■ Task goal ■
Scan the entries and tally the lines that include the string "title". Reply with the figure alone.

**** Material supplied ****

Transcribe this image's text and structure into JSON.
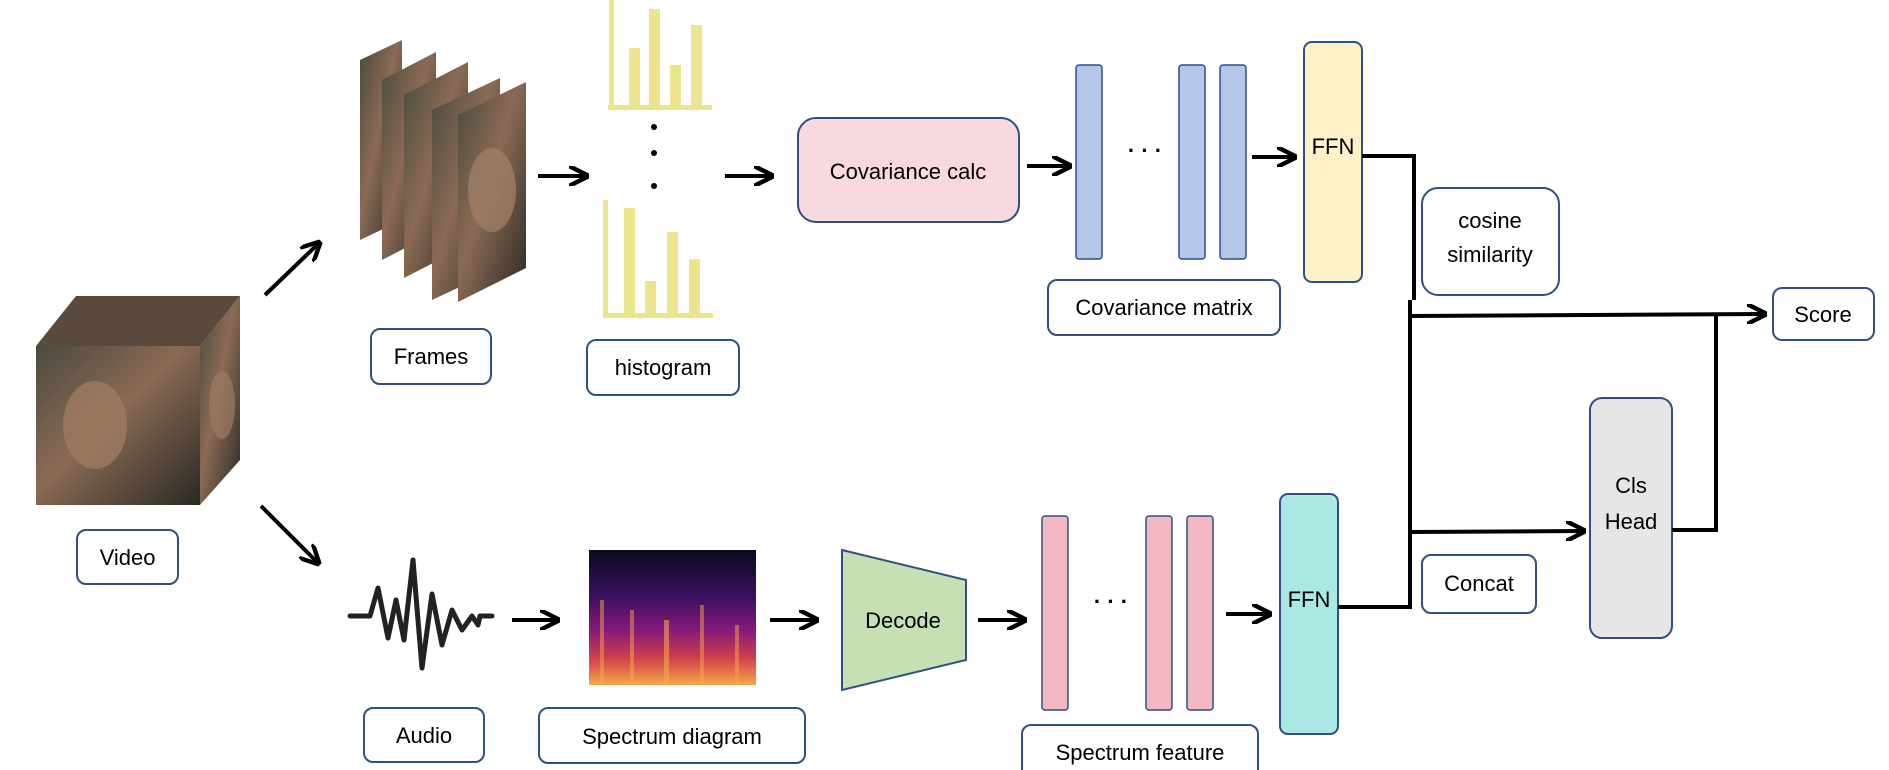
{
  "labels": {
    "video": "Video",
    "frames": "Frames",
    "histogram": "histogram",
    "covariance_calc": "Covariance calc",
    "covariance_matrix": "Covariance matrix",
    "ffn_top": "FFN",
    "cosine_similarity_line1": "cosine",
    "cosine_similarity_line2": "similarity",
    "score": "Score",
    "cls_head_line1": "Cls",
    "cls_head_line2": "Head",
    "concat": "Concat",
    "audio": "Audio",
    "spectrum_diagram": "Spectrum diagram",
    "decode": "Decode",
    "spectrum_feature": "Spectrum feature",
    "ffn_bottom": "FFN",
    "ellipsis_top": "· · ·",
    "ellipsis_bottom": "· · ·"
  },
  "colors": {
    "covariance_calc_fill": "#f9d9e0",
    "covariance_matrix_bar": "#b4c7ea",
    "spectrum_feature_bar": "#f3b8c4",
    "ffn_top_fill": "#fef1c8",
    "ffn_bottom_fill": "#a9e8e3",
    "decode_fill": "#c6e0b4",
    "cls_head_fill": "#e6e6e6",
    "histogram_bar": "#ebe58b",
    "box_stroke": "#2f4f86"
  }
}
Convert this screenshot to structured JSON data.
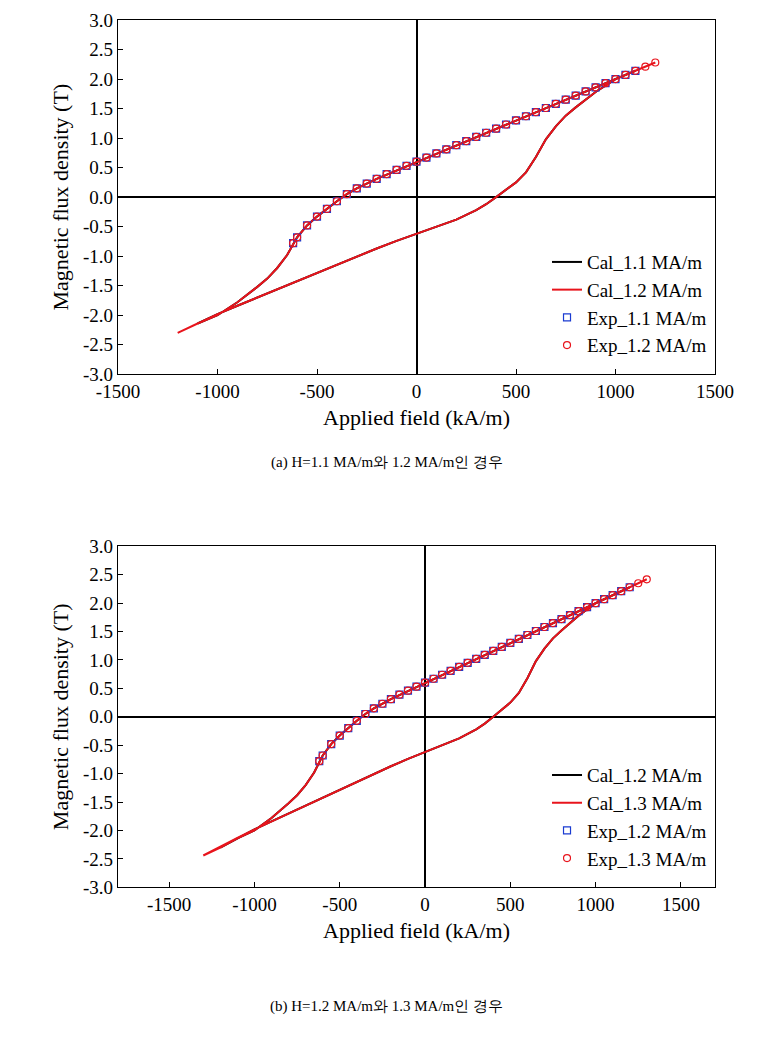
{
  "chart_data": [
    {
      "type": "scatter",
      "title": "(a) H=1.1 MA/m와 1.2 MA/m인 경우",
      "x_label": "Applied field (kA/m)",
      "y_label": "Magnetic flux density (T)",
      "xlim": [
        -1500,
        1500
      ],
      "xticks": [
        -1500,
        -1000,
        -500,
        0,
        500,
        1000,
        1500
      ],
      "ylim": [
        -3,
        3
      ],
      "yticks": [
        {
          "value": -3,
          "label": "-3.0"
        },
        -2.5,
        {
          "value": -2,
          "label": "-2.0"
        },
        -1.5,
        {
          "value": -1,
          "label": "-1.0"
        },
        -0.5,
        {
          "value": 0,
          "label": "0.0"
        },
        0.5,
        {
          "value": 1,
          "label": "1.0"
        },
        1.5,
        {
          "value": 2,
          "label": "2.0"
        },
        2.5,
        {
          "value": 3,
          "label": "3.0"
        }
      ],
      "grid": false,
      "legend": "lower right",
      "series": [
        {
          "name": "Cal_1.1 MA/m",
          "type": "line",
          "line_style": "solid",
          "color": "#000000",
          "x": [
            1100,
            1000,
            900,
            800,
            700,
            600,
            500,
            400,
            300,
            200,
            100,
            0,
            -100,
            -200,
            -300,
            -350,
            -400,
            -450,
            -500,
            -550,
            -600,
            -650,
            -700,
            -750,
            -800,
            -900,
            -1000,
            -1100,
            -1000,
            -900,
            -800,
            -700,
            -600,
            -500,
            -400,
            -300,
            -200,
            -100,
            0,
            100,
            200,
            300,
            350,
            400,
            450,
            500,
            550,
            600,
            650,
            700,
            750,
            800,
            900,
            1000,
            1100
          ],
          "values": [
            2.14,
            2.0,
            1.86,
            1.72,
            1.58,
            1.44,
            1.3,
            1.16,
            1.02,
            0.88,
            0.74,
            0.6,
            0.46,
            0.31,
            0.15,
            0.05,
            -0.07,
            -0.2,
            -0.33,
            -0.48,
            -0.68,
            -0.98,
            -1.2,
            -1.38,
            -1.52,
            -1.78,
            -2.0,
            -2.14,
            -1.98,
            -1.84,
            -1.7,
            -1.56,
            -1.42,
            -1.28,
            -1.14,
            -1.0,
            -0.87,
            -0.74,
            -0.62,
            -0.5,
            -0.38,
            -0.22,
            -0.12,
            0.0,
            0.12,
            0.25,
            0.42,
            0.68,
            0.98,
            1.2,
            1.38,
            1.52,
            1.78,
            2.0,
            2.14
          ]
        },
        {
          "name": "Cal_1.2 MA/m",
          "type": "line",
          "line_style": "solid",
          "color": "#e8141c",
          "x": [
            1200,
            1100,
            1000,
            900,
            800,
            700,
            600,
            500,
            400,
            300,
            200,
            100,
            0,
            -100,
            -200,
            -300,
            -350,
            -400,
            -450,
            -500,
            -550,
            -600,
            -650,
            -700,
            -750,
            -800,
            -900,
            -1000,
            -1100,
            -1200,
            -1100,
            -1000,
            -900,
            -800,
            -700,
            -600,
            -500,
            -400,
            -300,
            -200,
            -100,
            0,
            100,
            200,
            300,
            350,
            400,
            450,
            500,
            550,
            600,
            650,
            700,
            750,
            800,
            900,
            1000,
            1100,
            1200
          ],
          "values": [
            2.28,
            2.14,
            2.0,
            1.86,
            1.72,
            1.58,
            1.44,
            1.3,
            1.16,
            1.02,
            0.88,
            0.74,
            0.6,
            0.46,
            0.31,
            0.15,
            0.05,
            -0.07,
            -0.2,
            -0.33,
            -0.48,
            -0.68,
            -0.98,
            -1.2,
            -1.38,
            -1.52,
            -1.78,
            -2.0,
            -2.14,
            -2.3,
            -2.15,
            -1.98,
            -1.84,
            -1.7,
            -1.56,
            -1.42,
            -1.28,
            -1.14,
            -1.0,
            -0.87,
            -0.74,
            -0.62,
            -0.5,
            -0.38,
            -0.22,
            -0.12,
            0.0,
            0.12,
            0.25,
            0.42,
            0.68,
            0.98,
            1.2,
            1.38,
            1.52,
            1.78,
            2.0,
            2.14,
            2.28
          ]
        },
        {
          "name": "Exp_1.1 MA/m",
          "type": "scatter",
          "marker": "square-open",
          "color": "#1a3bd1",
          "x": [
            1100,
            1050,
            1000,
            950,
            900,
            850,
            800,
            750,
            700,
            650,
            600,
            550,
            500,
            450,
            400,
            350,
            300,
            250,
            200,
            150,
            100,
            50,
            0,
            -50,
            -100,
            -150,
            -200,
            -250,
            -300,
            -350,
            -400,
            -450,
            -500,
            -550,
            -600,
            -620
          ],
          "values": [
            2.14,
            2.07,
            2.0,
            1.93,
            1.86,
            1.79,
            1.72,
            1.65,
            1.58,
            1.51,
            1.44,
            1.37,
            1.3,
            1.23,
            1.16,
            1.09,
            1.02,
            0.95,
            0.88,
            0.81,
            0.74,
            0.67,
            0.6,
            0.53,
            0.46,
            0.39,
            0.31,
            0.23,
            0.15,
            0.05,
            -0.07,
            -0.2,
            -0.33,
            -0.48,
            -0.68,
            -0.78
          ]
        },
        {
          "name": "Exp_1.2 MA/m",
          "type": "scatter",
          "marker": "circle-open",
          "color": "#e8141c",
          "x": [
            1200,
            1150,
            1100,
            1050,
            1000,
            950,
            900,
            850,
            800,
            750,
            700,
            650,
            600,
            550,
            500,
            450,
            400,
            350,
            300,
            250,
            200,
            150,
            100,
            50,
            0,
            -50,
            -100,
            -150,
            -200,
            -250,
            -300,
            -350,
            -400,
            -450,
            -500,
            -550,
            -600,
            -620
          ],
          "values": [
            2.28,
            2.21,
            2.14,
            2.07,
            2.0,
            1.93,
            1.86,
            1.79,
            1.72,
            1.65,
            1.58,
            1.51,
            1.44,
            1.37,
            1.3,
            1.23,
            1.16,
            1.09,
            1.02,
            0.95,
            0.88,
            0.81,
            0.74,
            0.67,
            0.6,
            0.53,
            0.46,
            0.39,
            0.31,
            0.23,
            0.15,
            0.05,
            -0.07,
            -0.2,
            -0.33,
            -0.48,
            -0.68,
            -0.78
          ]
        }
      ]
    },
    {
      "type": "scatter",
      "title": "(b) H=1.2 MA/m와 1.3 MA/m인 경우",
      "x_label": "Applied field (kA/m)",
      "y_label": "Magnetic flux density (T)",
      "xlim": [
        -1800,
        1700
      ],
      "xticks": [
        -1500,
        -1000,
        -500,
        0,
        500,
        1000,
        1500
      ],
      "ylim": [
        -3,
        3
      ],
      "yticks": [
        {
          "value": -3,
          "label": "-3.0"
        },
        -2.5,
        {
          "value": -2,
          "label": "-2.0"
        },
        -1.5,
        {
          "value": -1,
          "label": "-1.0"
        },
        -0.5,
        {
          "value": 0,
          "label": "0.0"
        },
        0.5,
        {
          "value": 1,
          "label": "1.0"
        },
        1.5,
        {
          "value": 2,
          "label": "2.0"
        },
        2.5,
        {
          "value": 3,
          "label": "3.0"
        }
      ],
      "grid": false,
      "legend": "lower right",
      "series": [
        {
          "name": "Cal_1.2 MA/m",
          "type": "line",
          "line_style": "solid",
          "color": "#000000",
          "x": [
            1200,
            1100,
            1000,
            900,
            800,
            700,
            600,
            500,
            400,
            300,
            200,
            100,
            0,
            -100,
            -200,
            -300,
            -350,
            -400,
            -450,
            -500,
            -550,
            -600,
            -650,
            -700,
            -750,
            -800,
            -900,
            -1000,
            -1100,
            -1200,
            -1100,
            -1000,
            -900,
            -800,
            -700,
            -600,
            -500,
            -400,
            -300,
            -200,
            -100,
            0,
            100,
            200,
            300,
            350,
            400,
            450,
            500,
            550,
            600,
            650,
            700,
            750,
            800,
            900,
            1000,
            1100,
            1200
          ],
          "values": [
            2.28,
            2.14,
            2.0,
            1.86,
            1.72,
            1.58,
            1.44,
            1.3,
            1.16,
            1.02,
            0.88,
            0.74,
            0.6,
            0.46,
            0.31,
            0.15,
            0.05,
            -0.07,
            -0.2,
            -0.33,
            -0.48,
            -0.68,
            -0.98,
            -1.2,
            -1.38,
            -1.52,
            -1.78,
            -2.0,
            -2.14,
            -2.3,
            -2.15,
            -1.98,
            -1.84,
            -1.7,
            -1.56,
            -1.42,
            -1.28,
            -1.14,
            -1.0,
            -0.87,
            -0.74,
            -0.62,
            -0.5,
            -0.38,
            -0.22,
            -0.12,
            0.0,
            0.12,
            0.25,
            0.42,
            0.68,
            0.98,
            1.2,
            1.38,
            1.52,
            1.78,
            2.0,
            2.14,
            2.28
          ]
        },
        {
          "name": "Cal_1.3 MA/m",
          "type": "line",
          "line_style": "solid",
          "color": "#e8141c",
          "x": [
            1300,
            1200,
            1100,
            1000,
            900,
            800,
            700,
            600,
            500,
            400,
            300,
            200,
            100,
            0,
            -100,
            -200,
            -300,
            -350,
            -400,
            -450,
            -500,
            -550,
            -600,
            -650,
            -700,
            -750,
            -800,
            -900,
            -1000,
            -1100,
            -1200,
            -1300,
            -1200,
            -1100,
            -1000,
            -900,
            -800,
            -700,
            -600,
            -500,
            -400,
            -300,
            -200,
            -100,
            0,
            100,
            200,
            300,
            350,
            400,
            450,
            500,
            550,
            600,
            650,
            700,
            750,
            800,
            900,
            1000,
            1100,
            1200,
            1300
          ],
          "values": [
            2.42,
            2.28,
            2.14,
            2.0,
            1.86,
            1.72,
            1.58,
            1.44,
            1.3,
            1.16,
            1.02,
            0.88,
            0.74,
            0.6,
            0.46,
            0.31,
            0.15,
            0.05,
            -0.07,
            -0.2,
            -0.33,
            -0.48,
            -0.68,
            -0.98,
            -1.2,
            -1.38,
            -1.52,
            -1.78,
            -2.0,
            -2.14,
            -2.3,
            -2.44,
            -2.28,
            -2.13,
            -1.98,
            -1.84,
            -1.7,
            -1.56,
            -1.42,
            -1.28,
            -1.14,
            -1.0,
            -0.87,
            -0.74,
            -0.62,
            -0.5,
            -0.38,
            -0.22,
            -0.12,
            0.0,
            0.12,
            0.25,
            0.42,
            0.68,
            0.98,
            1.2,
            1.38,
            1.52,
            1.78,
            2.0,
            2.14,
            2.28,
            2.42
          ]
        },
        {
          "name": "Exp_1.2 MA/m",
          "type": "scatter",
          "marker": "square-open",
          "color": "#1a3bd1",
          "x": [
            1200,
            1150,
            1100,
            1050,
            1000,
            950,
            900,
            850,
            800,
            750,
            700,
            650,
            600,
            550,
            500,
            450,
            400,
            350,
            300,
            250,
            200,
            150,
            100,
            50,
            0,
            -50,
            -100,
            -150,
            -200,
            -250,
            -300,
            -350,
            -400,
            -450,
            -500,
            -550,
            -600,
            -620
          ],
          "values": [
            2.28,
            2.21,
            2.14,
            2.07,
            2.0,
            1.93,
            1.86,
            1.79,
            1.72,
            1.65,
            1.58,
            1.51,
            1.44,
            1.37,
            1.3,
            1.23,
            1.16,
            1.09,
            1.02,
            0.95,
            0.88,
            0.81,
            0.74,
            0.67,
            0.6,
            0.53,
            0.46,
            0.39,
            0.31,
            0.23,
            0.15,
            0.05,
            -0.07,
            -0.2,
            -0.33,
            -0.48,
            -0.68,
            -0.78
          ]
        },
        {
          "name": "Exp_1.3 MA/m",
          "type": "scatter",
          "marker": "circle-open",
          "color": "#e8141c",
          "x": [
            1300,
            1250,
            1200,
            1150,
            1100,
            1050,
            1000,
            950,
            900,
            850,
            800,
            750,
            700,
            650,
            600,
            550,
            500,
            450,
            400,
            350,
            300,
            250,
            200,
            150,
            100,
            50,
            0,
            -50,
            -100,
            -150,
            -200,
            -250,
            -300,
            -350,
            -400,
            -450,
            -500,
            -550,
            -600,
            -620
          ],
          "values": [
            2.42,
            2.35,
            2.28,
            2.21,
            2.14,
            2.07,
            2.0,
            1.93,
            1.86,
            1.79,
            1.72,
            1.65,
            1.58,
            1.51,
            1.44,
            1.37,
            1.3,
            1.23,
            1.16,
            1.09,
            1.02,
            0.95,
            0.88,
            0.81,
            0.74,
            0.67,
            0.6,
            0.53,
            0.46,
            0.39,
            0.31,
            0.23,
            0.15,
            0.05,
            -0.07,
            -0.2,
            -0.33,
            -0.48,
            -0.68,
            -0.78
          ]
        }
      ]
    }
  ]
}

****

■ Answer for the task ■
2